== What is expected ==
Pull every line containing the word "republicanismo" from the records.

....................

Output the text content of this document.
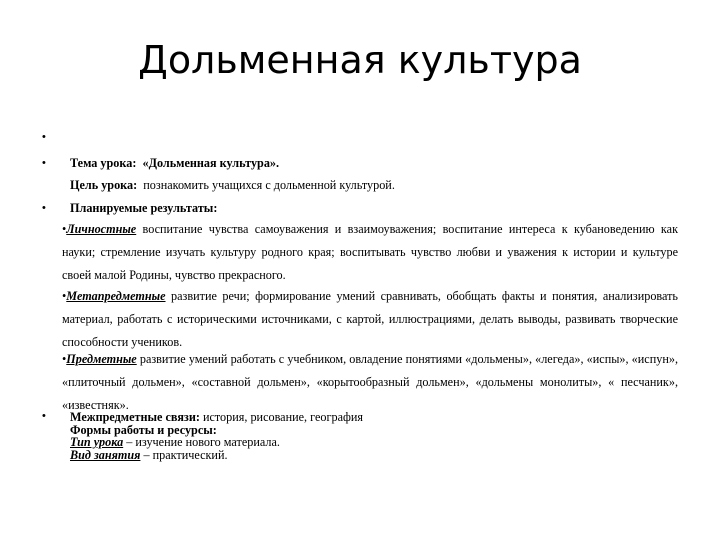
Дольменная культура
•
• Тема урока: «Дольменная культура».
Цель урока: познакомить учащихся с дольменной культурой.
• Планируемые результаты:
•Личностные воспитание чувства самоуважения и взаимоуважения; воспитание интереса к кубановедению как науки; стремление изучать культуру родного края; воспитывать чувство любви и уважения к истории и культуре своей малой Родины, чувство прекрасного.
•Метапредметные развитие речи; формирование умений сравнивать, обобщать факты и понятия, анализировать материал, работать с историческими источниками, с картой, иллюстрациями, делать выводы, развивать творческие способности учеников.
•Предметные развитие умений работать с учебником, овладение понятиями «дольмены», «легеда», «испы», «испун», «плиточный дольмен», «составной дольмен», «корытообразный дольмен», «дольмены монолиты», « песчаник», «известняк».
• Межпредметные связи: история, рисование, география
Формы работы и ресурсы:
Тип урока – изучение нового материала.
Вид занятия – практический.
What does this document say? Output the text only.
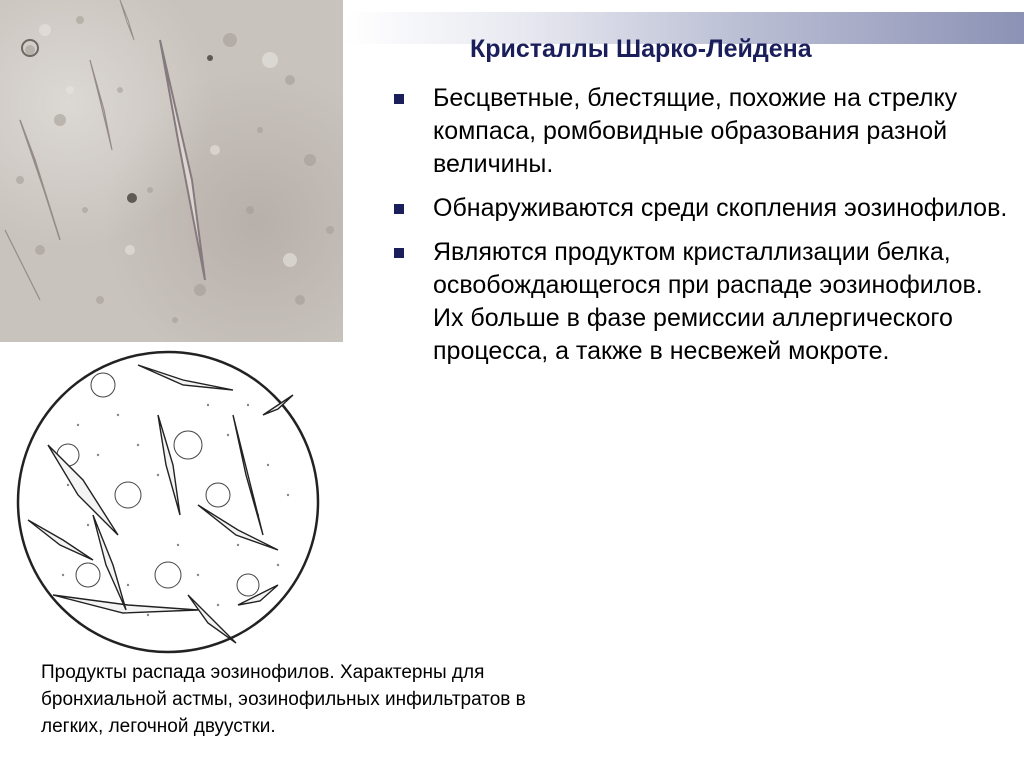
Кристаллы Шарко-Лейдена
Бесцветные, блестящие, похожие на стрелку компаса, ромбовидные образования разной величины.
Обнаруживаются среди скопления эозинофилов.
Являются продуктом кристаллизации белка, освобождающегося при распаде эозинофилов. Их больше в фазе ремиссии аллергического процесса, а также в несвежей мокроте.
Продукты распада эозинофилов. Характерны для бронхиальной астмы, эозинофильных инфильтратов в легких, легочной двуустки.
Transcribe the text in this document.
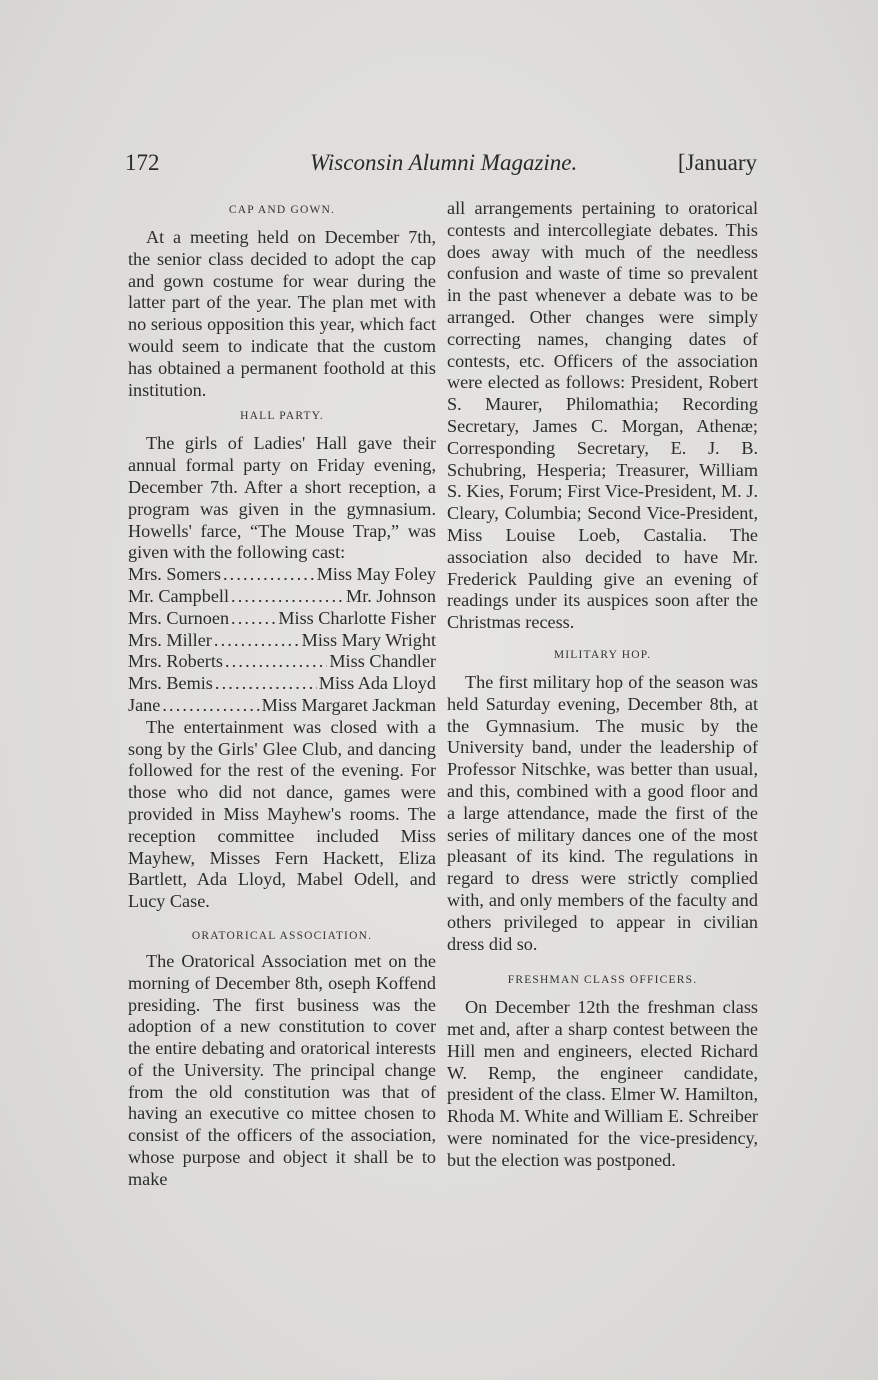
172	Wisconsin Alumni Magazine.	[January
CAP AND GOWN.

At a meeting held on December 7th, the senior class decided to adopt the cap and gown costume for wear during the latter part of the year. The plan met with no serious opposition this year, which fact would seem to indicate that the custom has obtained a permanent foothold at this institution.

HALL PARTY.

The girls of Ladies' Hall gave their annual formal party on Friday evening, December 7th. After a short reception, a program was given in the gymnasium. Howells' farce, “The Mouse Trap,” was given with the following cast:

Mrs. Somers . . .	Miss May Foley
Mr. Campbell . . .	Mr. Johnson
Mrs. Curnoen . . .	Miss Charlotte Fisher
Mrs. Miller . . .	Miss Mary Wright
Mrs. Roberts . . .	Miss Chandler
Mrs. Bemis . . .	Miss Ada Lloyd
Jane . . .	Miss Margaret Jackman

The entertainment was closed with a song by the Girls' Glee Club, and dancing followed for the rest of the evening. For those who did not dance, games were provided in Miss Mayhew's rooms. The reception committee included Miss Mayhew, Misses Fern Hackett, Eliza Bartlett, Ada Lloyd, Mabel Odell, and Lucy Case.

ORATORICAL ASSOCIATION.

The Oratorical Association met on the morning of December 8th, oseph Koffend presiding. The first business was the adoption of a new constitution to cover the entire debating and oratorical interests of the University. The principal change from the old constitution was that of having an executive co mittee chosen to consist of the officers of the association, whose purpose and object it shall be to make

all arrangements pertaining to oratorical contests and intercollegiate debates. This does away with much of the needless confusion and waste of time so prevalent in the past whenever a debate was to be arranged. Other changes were simply correcting names, changing dates of contests, etc. Officers of the association were elected as follows: President, Robert S. Maurer, Philomathia; Recording Secretary, James C. Morgan, Athenæ; Corresponding Secretary, E. J. B. Schubring, Hesperia; Treasurer, William S. Kies, Forum; First Vice-President, M. J. Cleary, Columbia; Second Vice-President, Miss Louise Loeb, Castalia. The association also decided to have Mr. Frederick Paulding give an evening of readings under its auspices soon after the Christmas recess.

MILITARY HOP.

The first military hop of the season was held Saturday evening, December 8th, at the Gymnasium. The music by the University band, under the leadership of Professor Nitschke, was better than usual, and this, combined with a good floor and a large attendance, made the first of the series of military dances one of the most pleasant of its kind. The regulations in regard to dress were strictly complied with, and only members of the faculty and others privileged to appear in civilian dress did so.

FRESHMAN CLASS OFFICERS.

On December 12th the freshman class met and, after a sharp contest between the Hill men and engineers, elected Richard W. Remp, the engineer candidate, president of the class. Elmer W. Hamilton, Rhoda M. White and William E. Schreiber were nominated for the vice-presidency, but the election was postponed.
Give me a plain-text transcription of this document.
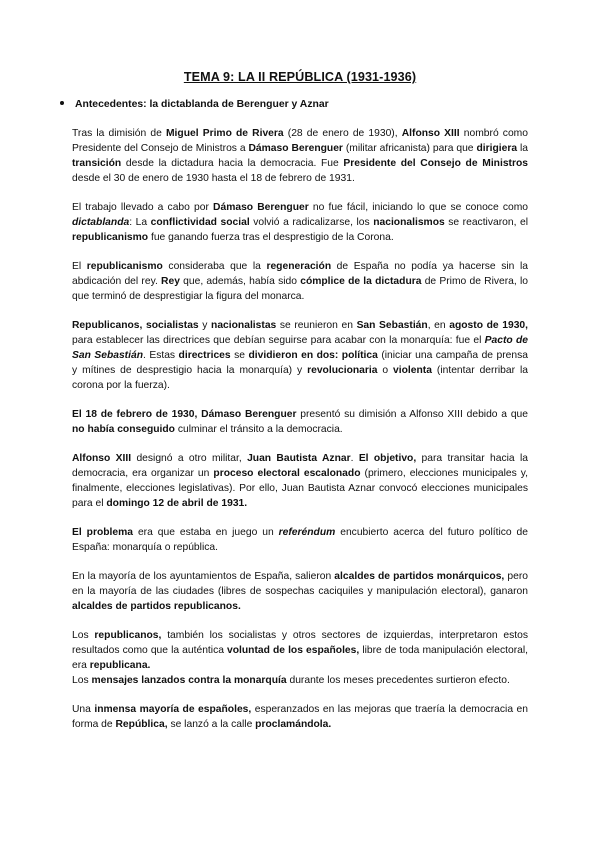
TEMA 9: LA II REPÚBLICA (1931-1936)
Antecedentes: la dictablanda de Berenguer y Aznar

Tras la dimisión de Miguel Primo de Rivera (28 de enero de 1930), Alfonso XIII nombró como Presidente del Consejo de Ministros a Dámaso Berenguer (militar africanista) para que dirigiera la transición desde la dictadura hacia la democracia. Fue Presidente del Consejo de Ministros desde el 30 de enero de 1930 hasta el 18 de febrero de 1931.

El trabajo llevado a cabo por Dámaso Berenguer no fue fácil, iniciando lo que se conoce como dictablanda: La conflictividad social volvió a radicalizarse, los nacionalismos se reactivaron, el republicanismo fue ganando fuerza tras el desprestigio de la Corona.

El republicanismo consideraba que la regeneración de España no podía ya hacerse sin la abdicación del rey. Rey que, además, había sido cómplice de la dictadura de Primo de Rivera, lo que terminó de desprestigiar la figura del monarca.

Republicanos, socialistas y nacionalistas se reunieron en San Sebastián, en agosto de 1930, para establecer las directrices que debían seguirse para acabar con la monarquía: fue el Pacto de San Sebastián. Estas directrices se dividieron en dos: política (iniciar una campaña de prensa y mítines de desprestigio hacia la monarquía) y revolucionaria o violenta (intentar derribar la corona por la fuerza).

El 18 de febrero de 1930, Dámaso Berenguer presentó su dimisión a Alfonso XIII debido a que no había conseguido culminar el tránsito a la democracia.

Alfonso XIII designó a otro militar, Juan Bautista Aznar. El objetivo, para transitar hacia la democracia, era organizar un proceso electoral escalonado (primero, elecciones municipales y, finalmente, elecciones legislativas). Por ello, Juan Bautista Aznar convocó elecciones municipales para el domingo 12 de abril de 1931.

El problema era que estaba en juego un referéndum encubierto acerca del futuro político de España: monarquía o república.

En la mayoría de los ayuntamientos de España, salieron alcaldes de partidos monárquicos, pero en la mayoría de las ciudades (libres de sospechas caciquiles y manipulación electoral), ganaron alcaldes de partidos republicanos.

Los republicanos, también los socialistas y otros sectores de izquierdas, interpretaron estos resultados como que la auténtica voluntad de los españoles, libre de toda manipulación electoral, era republicana.

Los mensajes lanzados contra la monarquía durante los meses precedentes surtieron efecto.

Una inmensa mayoría de españoles, esperanzados en las mejoras que traería la democracia en forma de República, se lanzó a la calle proclamándola.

....................

== Response ==
El trabajo llevado a cabo por Dámaso Berenguer no fue fácil, iniciando lo que se conoce como dictablanda: La conflictividad social volvió a radicalizarse, los nacionalismos se reactivaron, el republicanismo fue ganando fuerza tras el desprestigio de la Corona.
El republicanismo consideraba que la regeneración de España no podía ya hacerse sin la abdicación del rey. Rey que, además, había sido cómplice de la dictadura de Primo de Rivera, lo que terminó de desprestigiar la figura del monarca.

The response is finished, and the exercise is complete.